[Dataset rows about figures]
===============

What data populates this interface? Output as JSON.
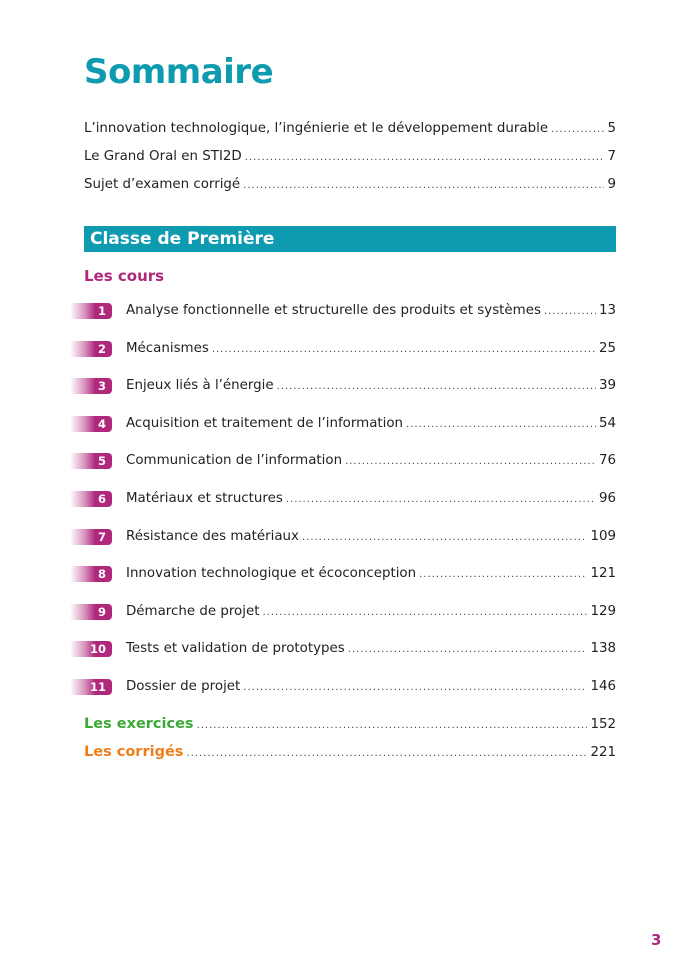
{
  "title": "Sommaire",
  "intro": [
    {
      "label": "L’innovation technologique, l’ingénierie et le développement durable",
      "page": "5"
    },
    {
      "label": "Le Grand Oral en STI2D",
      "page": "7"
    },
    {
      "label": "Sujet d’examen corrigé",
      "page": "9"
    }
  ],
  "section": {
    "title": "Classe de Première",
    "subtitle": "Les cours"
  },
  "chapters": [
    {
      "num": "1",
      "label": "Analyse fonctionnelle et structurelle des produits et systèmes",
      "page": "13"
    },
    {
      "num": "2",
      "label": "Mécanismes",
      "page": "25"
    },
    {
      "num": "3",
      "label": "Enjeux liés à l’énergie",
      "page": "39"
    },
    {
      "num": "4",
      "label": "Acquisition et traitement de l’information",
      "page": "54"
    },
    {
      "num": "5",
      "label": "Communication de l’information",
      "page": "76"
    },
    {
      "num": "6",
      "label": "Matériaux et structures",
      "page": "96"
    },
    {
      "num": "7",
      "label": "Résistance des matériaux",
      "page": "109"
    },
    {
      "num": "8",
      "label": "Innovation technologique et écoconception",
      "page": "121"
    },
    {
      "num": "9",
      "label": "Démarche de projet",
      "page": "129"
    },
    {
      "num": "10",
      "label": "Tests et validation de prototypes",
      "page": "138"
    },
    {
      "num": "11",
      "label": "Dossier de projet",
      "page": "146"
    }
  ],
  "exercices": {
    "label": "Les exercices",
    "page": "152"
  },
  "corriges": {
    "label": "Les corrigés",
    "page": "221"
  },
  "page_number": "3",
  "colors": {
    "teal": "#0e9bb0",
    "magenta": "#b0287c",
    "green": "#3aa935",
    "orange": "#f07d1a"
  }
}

===============

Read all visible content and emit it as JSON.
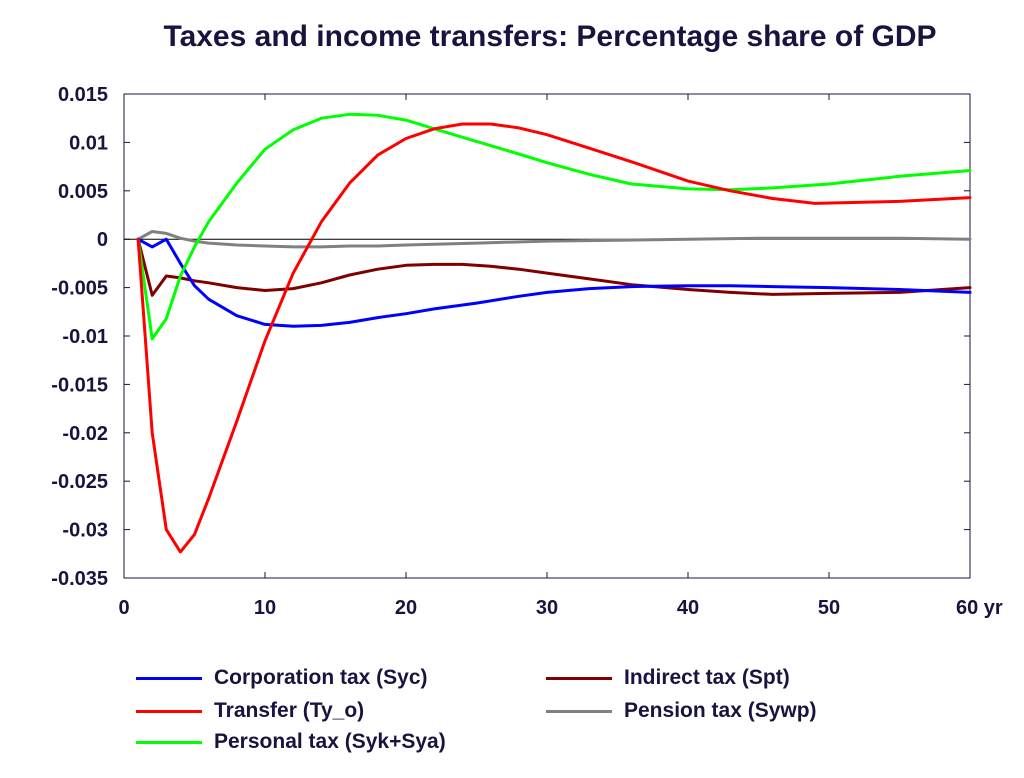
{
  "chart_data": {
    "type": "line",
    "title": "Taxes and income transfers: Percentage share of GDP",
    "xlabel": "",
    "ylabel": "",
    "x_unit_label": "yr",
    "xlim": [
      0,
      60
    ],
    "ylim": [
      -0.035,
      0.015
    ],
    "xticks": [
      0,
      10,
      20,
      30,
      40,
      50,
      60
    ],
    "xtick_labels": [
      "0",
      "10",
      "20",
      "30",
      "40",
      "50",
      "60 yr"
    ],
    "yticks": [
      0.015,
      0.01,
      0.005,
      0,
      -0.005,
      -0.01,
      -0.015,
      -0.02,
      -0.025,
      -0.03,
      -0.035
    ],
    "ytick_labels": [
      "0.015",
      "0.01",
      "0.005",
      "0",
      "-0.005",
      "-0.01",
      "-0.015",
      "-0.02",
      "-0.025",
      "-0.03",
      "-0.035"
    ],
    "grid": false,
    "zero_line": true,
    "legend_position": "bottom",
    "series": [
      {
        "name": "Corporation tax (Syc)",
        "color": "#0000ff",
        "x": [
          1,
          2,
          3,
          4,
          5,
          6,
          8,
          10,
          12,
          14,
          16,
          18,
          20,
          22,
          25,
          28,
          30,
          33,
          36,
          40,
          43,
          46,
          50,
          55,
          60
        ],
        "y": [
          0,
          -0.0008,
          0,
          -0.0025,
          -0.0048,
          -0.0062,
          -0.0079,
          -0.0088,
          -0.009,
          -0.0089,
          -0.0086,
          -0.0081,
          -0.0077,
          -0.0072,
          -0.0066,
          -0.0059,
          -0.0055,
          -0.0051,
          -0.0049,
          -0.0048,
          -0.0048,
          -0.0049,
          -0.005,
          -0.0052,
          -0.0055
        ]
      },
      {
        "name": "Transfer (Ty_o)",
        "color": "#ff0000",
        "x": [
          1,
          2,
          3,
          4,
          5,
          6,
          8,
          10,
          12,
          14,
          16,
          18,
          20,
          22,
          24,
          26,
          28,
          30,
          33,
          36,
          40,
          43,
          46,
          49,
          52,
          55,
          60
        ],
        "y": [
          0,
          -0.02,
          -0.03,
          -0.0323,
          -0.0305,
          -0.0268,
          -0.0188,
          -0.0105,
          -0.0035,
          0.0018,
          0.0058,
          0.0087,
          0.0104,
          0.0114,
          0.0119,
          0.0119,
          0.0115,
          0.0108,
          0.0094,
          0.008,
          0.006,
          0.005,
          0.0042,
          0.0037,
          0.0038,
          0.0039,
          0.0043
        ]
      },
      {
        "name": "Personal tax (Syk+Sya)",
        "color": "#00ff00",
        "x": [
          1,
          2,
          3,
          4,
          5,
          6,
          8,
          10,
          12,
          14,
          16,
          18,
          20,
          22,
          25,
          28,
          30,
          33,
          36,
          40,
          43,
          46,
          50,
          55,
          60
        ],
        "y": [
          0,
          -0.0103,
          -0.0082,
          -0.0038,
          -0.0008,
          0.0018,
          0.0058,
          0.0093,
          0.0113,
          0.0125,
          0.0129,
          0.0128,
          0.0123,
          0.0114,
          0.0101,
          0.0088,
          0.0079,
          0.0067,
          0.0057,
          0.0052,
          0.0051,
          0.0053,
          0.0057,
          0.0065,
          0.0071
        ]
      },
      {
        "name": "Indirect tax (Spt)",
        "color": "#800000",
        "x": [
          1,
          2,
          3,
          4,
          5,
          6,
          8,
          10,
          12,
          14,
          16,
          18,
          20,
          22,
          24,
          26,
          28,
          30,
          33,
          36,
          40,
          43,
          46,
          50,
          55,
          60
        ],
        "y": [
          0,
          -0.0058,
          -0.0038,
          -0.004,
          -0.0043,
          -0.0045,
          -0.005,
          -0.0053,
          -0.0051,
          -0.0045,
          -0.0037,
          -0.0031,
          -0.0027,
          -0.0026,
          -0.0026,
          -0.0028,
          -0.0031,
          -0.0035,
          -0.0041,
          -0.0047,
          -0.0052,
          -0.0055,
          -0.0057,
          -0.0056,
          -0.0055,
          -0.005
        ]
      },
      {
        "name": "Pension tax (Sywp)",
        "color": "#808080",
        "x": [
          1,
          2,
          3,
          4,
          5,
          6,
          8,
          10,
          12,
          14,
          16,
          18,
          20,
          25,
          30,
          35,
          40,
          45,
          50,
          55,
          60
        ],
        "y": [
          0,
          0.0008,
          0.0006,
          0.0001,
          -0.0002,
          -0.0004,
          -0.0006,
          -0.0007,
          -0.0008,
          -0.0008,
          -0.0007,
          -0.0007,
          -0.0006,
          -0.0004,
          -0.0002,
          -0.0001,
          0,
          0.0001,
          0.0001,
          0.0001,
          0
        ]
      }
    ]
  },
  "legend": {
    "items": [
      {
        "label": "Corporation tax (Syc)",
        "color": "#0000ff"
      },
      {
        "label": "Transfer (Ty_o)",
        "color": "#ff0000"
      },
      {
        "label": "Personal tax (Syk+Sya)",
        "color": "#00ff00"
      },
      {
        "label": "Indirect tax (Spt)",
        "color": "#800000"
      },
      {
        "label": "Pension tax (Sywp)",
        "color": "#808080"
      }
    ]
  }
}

===============

Only the number is wanted: how many lines of these entries contain the string "Indirect"?

Response to the exercise | 2